▸ **Task requirements**: Find every line below that contains the word "Lord" and copy it out.

+++ Provided data +++

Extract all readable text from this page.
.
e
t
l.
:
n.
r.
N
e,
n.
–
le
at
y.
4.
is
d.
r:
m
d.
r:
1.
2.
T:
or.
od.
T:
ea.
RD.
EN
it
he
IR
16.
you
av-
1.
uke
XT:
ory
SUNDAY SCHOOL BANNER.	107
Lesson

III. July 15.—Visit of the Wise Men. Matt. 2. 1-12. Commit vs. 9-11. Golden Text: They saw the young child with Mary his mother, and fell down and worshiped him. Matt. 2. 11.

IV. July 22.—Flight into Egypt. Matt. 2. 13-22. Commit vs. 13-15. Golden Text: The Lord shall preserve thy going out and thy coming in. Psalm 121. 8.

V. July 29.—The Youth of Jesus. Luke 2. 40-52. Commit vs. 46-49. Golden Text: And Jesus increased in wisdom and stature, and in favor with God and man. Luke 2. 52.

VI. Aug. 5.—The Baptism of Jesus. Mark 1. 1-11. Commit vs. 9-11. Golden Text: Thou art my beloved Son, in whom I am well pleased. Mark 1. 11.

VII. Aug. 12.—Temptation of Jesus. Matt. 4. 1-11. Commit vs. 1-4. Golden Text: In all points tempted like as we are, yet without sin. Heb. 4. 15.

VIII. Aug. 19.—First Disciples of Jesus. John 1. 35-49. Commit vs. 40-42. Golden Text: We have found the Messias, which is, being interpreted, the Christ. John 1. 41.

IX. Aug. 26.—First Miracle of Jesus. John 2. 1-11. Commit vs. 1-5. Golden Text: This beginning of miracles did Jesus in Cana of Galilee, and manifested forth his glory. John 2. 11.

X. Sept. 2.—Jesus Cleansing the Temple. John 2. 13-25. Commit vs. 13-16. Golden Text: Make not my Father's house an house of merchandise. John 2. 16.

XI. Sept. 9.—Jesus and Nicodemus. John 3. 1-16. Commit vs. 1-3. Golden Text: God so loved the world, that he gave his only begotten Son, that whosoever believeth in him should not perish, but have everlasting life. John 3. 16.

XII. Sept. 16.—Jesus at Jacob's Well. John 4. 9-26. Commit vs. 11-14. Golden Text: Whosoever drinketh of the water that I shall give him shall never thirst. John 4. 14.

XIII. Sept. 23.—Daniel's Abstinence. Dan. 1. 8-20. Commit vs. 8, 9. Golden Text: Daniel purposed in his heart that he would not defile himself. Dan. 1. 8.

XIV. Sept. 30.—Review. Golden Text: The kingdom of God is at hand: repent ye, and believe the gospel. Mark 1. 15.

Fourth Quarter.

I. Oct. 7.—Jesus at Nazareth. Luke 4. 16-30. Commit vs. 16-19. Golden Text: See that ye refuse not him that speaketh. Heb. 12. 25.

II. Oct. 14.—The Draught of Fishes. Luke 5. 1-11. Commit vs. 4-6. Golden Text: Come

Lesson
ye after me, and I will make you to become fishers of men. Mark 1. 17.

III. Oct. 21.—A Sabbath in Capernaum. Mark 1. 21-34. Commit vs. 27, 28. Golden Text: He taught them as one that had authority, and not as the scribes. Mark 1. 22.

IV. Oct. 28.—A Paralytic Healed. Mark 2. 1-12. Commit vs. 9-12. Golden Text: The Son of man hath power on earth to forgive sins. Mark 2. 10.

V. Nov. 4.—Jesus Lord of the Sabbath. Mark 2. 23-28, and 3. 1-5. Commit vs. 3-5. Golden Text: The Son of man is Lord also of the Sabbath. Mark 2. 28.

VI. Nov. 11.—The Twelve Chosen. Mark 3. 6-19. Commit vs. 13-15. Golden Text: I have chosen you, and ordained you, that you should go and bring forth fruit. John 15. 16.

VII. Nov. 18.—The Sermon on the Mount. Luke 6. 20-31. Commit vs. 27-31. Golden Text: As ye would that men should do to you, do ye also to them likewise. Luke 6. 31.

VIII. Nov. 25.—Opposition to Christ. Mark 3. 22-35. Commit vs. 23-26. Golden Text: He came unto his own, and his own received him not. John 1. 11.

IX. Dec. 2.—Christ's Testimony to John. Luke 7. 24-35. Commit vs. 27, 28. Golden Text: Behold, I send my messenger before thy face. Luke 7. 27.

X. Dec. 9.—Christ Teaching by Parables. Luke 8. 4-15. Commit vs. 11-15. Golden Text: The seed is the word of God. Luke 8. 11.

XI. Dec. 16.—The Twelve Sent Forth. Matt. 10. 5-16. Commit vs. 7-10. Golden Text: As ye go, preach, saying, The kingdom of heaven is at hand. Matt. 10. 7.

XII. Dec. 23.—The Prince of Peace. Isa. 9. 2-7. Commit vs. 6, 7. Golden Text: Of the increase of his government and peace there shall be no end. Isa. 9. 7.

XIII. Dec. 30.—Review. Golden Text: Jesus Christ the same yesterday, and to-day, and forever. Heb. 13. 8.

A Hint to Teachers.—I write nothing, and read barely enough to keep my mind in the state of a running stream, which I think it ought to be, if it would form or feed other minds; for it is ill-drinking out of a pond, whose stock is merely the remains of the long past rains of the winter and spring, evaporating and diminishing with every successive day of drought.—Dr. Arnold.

+++

▸ **Result for this exercise**:
IV. July 22.—Flight into Egypt. Matt. 2. 13-22. Commit vs. 13-15. Golden Text: The Lord shall preserve thy going out and thy coming in. Psalm 121. 8.
V. Nov. 4.—Jesus Lord of the Sabbath. Mark 2. 23-28, and 3. 1-5. Commit vs. 3-5. Golden Text: The Son of man is Lord also of the Sabbath. Mark 2. 28.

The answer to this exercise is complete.